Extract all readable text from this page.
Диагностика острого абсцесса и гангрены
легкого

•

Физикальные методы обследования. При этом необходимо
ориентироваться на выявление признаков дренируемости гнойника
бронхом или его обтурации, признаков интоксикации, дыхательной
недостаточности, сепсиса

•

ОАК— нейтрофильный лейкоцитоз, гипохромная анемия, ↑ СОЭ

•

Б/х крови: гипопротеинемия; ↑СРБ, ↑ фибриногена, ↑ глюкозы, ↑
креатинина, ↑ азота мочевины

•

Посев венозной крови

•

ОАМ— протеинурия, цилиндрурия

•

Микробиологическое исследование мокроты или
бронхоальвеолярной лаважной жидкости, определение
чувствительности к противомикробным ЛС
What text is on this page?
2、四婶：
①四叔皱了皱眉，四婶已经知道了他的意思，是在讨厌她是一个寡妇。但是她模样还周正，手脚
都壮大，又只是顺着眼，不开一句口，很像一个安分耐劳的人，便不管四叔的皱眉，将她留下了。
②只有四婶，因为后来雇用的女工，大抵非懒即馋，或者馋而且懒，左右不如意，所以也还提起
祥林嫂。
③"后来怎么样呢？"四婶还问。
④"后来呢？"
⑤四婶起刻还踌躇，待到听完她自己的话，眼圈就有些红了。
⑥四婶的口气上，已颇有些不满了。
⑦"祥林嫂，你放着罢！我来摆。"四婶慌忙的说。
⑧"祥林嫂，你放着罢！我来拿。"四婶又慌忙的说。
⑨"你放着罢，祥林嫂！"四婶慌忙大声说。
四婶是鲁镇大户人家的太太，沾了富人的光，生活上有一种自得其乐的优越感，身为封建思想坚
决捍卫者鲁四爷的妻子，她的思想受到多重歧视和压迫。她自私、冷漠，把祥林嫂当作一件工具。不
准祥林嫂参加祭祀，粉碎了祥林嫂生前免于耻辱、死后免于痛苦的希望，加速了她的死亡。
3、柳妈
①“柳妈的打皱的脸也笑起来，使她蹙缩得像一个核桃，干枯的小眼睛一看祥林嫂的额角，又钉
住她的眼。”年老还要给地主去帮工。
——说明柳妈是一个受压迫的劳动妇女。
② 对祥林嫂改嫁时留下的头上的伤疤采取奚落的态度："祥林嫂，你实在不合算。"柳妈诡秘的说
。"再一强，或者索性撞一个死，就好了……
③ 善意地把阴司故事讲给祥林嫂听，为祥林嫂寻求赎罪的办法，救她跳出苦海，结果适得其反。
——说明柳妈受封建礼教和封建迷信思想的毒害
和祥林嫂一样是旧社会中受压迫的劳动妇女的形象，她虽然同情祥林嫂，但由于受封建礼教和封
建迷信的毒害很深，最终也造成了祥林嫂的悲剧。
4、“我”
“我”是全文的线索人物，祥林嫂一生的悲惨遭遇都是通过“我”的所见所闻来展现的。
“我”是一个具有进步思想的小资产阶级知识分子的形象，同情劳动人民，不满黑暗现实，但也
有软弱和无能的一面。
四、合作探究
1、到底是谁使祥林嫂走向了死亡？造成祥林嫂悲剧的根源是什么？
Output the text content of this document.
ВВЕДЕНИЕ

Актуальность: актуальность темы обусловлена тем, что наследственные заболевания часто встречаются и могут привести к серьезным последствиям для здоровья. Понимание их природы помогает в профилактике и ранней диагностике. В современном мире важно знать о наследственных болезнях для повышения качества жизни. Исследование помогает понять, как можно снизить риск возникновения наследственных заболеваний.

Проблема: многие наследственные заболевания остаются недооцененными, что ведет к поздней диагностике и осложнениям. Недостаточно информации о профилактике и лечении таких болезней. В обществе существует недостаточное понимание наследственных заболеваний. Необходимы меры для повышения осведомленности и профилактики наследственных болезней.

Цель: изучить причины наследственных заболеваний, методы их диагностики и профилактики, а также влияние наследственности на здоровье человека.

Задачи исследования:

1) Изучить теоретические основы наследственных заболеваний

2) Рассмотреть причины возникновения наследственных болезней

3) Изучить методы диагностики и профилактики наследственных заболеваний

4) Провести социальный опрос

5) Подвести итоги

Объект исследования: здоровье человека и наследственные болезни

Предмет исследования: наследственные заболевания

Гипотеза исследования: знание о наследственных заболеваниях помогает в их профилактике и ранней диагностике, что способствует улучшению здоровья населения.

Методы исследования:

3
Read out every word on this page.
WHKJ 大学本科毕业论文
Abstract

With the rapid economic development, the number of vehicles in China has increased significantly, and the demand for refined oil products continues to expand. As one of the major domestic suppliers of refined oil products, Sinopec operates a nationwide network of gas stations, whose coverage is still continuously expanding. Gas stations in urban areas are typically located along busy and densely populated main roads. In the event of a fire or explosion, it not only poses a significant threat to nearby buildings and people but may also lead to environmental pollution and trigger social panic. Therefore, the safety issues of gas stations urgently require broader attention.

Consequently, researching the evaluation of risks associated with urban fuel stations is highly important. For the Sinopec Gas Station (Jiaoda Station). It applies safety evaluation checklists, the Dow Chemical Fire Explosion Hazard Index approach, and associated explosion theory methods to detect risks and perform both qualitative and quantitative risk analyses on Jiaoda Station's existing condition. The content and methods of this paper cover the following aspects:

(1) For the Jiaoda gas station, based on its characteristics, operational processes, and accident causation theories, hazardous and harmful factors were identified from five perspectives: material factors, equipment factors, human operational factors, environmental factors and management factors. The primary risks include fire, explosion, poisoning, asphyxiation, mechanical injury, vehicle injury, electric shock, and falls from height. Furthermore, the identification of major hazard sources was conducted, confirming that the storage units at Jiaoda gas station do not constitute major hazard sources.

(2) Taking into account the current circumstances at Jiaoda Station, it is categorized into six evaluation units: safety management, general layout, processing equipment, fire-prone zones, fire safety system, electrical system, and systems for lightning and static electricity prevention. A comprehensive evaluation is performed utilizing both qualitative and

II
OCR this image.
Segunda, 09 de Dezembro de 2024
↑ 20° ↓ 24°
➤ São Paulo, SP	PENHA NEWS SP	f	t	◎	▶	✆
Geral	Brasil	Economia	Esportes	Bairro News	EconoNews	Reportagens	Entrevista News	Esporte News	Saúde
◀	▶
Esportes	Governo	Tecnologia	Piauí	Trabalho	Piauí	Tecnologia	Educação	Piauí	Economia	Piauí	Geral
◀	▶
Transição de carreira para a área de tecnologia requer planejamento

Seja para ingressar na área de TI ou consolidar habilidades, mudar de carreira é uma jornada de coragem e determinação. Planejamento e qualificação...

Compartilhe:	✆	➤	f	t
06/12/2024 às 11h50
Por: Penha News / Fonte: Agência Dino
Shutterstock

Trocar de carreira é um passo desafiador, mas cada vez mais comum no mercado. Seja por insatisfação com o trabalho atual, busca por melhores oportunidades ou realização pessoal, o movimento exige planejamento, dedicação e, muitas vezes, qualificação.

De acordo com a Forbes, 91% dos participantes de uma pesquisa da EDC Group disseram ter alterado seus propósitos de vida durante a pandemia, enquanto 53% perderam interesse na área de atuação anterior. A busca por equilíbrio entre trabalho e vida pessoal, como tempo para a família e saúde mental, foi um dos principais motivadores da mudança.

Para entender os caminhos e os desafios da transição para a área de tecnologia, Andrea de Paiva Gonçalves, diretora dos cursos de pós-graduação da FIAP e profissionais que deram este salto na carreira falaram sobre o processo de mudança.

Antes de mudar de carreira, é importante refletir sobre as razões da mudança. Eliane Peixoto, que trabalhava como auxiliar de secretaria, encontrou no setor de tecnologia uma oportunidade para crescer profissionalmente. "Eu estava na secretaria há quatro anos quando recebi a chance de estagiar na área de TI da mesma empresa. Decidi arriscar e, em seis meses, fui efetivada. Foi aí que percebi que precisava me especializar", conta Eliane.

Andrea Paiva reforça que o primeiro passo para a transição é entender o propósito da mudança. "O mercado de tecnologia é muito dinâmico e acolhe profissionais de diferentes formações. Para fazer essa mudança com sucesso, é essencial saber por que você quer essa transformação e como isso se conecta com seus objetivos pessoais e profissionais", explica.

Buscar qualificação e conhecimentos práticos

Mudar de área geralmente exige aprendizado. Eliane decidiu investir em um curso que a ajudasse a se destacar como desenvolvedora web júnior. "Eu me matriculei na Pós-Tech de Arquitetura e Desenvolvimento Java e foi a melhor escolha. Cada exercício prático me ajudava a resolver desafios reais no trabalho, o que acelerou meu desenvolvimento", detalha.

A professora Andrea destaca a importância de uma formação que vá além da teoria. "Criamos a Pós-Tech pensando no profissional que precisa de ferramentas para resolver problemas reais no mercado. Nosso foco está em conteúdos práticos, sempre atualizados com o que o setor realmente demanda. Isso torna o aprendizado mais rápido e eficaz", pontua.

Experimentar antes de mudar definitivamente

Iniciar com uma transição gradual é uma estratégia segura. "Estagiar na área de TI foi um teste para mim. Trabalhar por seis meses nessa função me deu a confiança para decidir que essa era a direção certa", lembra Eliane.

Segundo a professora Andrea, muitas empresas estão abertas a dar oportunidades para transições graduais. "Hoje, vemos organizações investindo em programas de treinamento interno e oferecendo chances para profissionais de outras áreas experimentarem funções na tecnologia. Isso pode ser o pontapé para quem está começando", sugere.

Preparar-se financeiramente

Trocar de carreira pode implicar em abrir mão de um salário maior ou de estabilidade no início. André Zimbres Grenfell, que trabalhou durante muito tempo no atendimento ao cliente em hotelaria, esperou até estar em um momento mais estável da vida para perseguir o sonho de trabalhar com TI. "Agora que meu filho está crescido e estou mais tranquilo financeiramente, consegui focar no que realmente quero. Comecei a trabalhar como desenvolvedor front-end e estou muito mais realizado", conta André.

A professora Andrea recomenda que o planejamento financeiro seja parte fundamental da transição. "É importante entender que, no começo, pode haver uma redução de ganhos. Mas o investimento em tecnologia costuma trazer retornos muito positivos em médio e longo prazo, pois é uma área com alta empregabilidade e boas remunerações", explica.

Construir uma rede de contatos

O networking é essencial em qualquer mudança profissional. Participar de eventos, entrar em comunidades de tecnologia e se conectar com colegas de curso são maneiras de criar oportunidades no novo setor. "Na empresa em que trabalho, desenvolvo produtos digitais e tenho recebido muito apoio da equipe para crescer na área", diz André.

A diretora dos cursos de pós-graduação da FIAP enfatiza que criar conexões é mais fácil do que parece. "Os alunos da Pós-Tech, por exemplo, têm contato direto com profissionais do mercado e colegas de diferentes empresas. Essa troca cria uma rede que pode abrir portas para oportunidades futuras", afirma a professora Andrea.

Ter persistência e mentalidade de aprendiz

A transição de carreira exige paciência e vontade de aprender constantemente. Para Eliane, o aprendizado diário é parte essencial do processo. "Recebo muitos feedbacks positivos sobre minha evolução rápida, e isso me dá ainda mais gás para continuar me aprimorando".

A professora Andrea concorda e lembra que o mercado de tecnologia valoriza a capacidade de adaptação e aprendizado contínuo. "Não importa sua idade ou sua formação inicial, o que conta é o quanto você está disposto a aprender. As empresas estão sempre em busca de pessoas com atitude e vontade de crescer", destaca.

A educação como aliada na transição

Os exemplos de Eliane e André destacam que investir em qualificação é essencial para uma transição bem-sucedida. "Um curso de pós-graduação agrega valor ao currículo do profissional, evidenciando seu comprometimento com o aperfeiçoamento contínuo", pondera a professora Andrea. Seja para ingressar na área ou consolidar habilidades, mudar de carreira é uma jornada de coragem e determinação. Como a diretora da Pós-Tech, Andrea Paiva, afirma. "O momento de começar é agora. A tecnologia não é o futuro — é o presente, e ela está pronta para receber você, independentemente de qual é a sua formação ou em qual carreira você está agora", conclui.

···

WHAT TO DO
Report all lines of the data above that include the string "FIAP".

FULL ANSWER
Para entender os caminhos e os desafios da transição para a área de tecnologia, Andrea de Paiva Gonçalves, diretora dos cursos de pós-graduação da FIAP e profissionais que deram este salto na carreira falaram sobre o processo de mudança.
A diretora dos cursos de pós-graduação da FIAP enfatiza que criar conexões é mais fácil do que parece. "Os alunos da Pós-Tech, por exemplo, têm contato direto com profissionais do mercado e colegas de diferentes empresas. Essa troca cria uma rede que pode abrir portas para oportunidades futuras", afirma a professora Andrea.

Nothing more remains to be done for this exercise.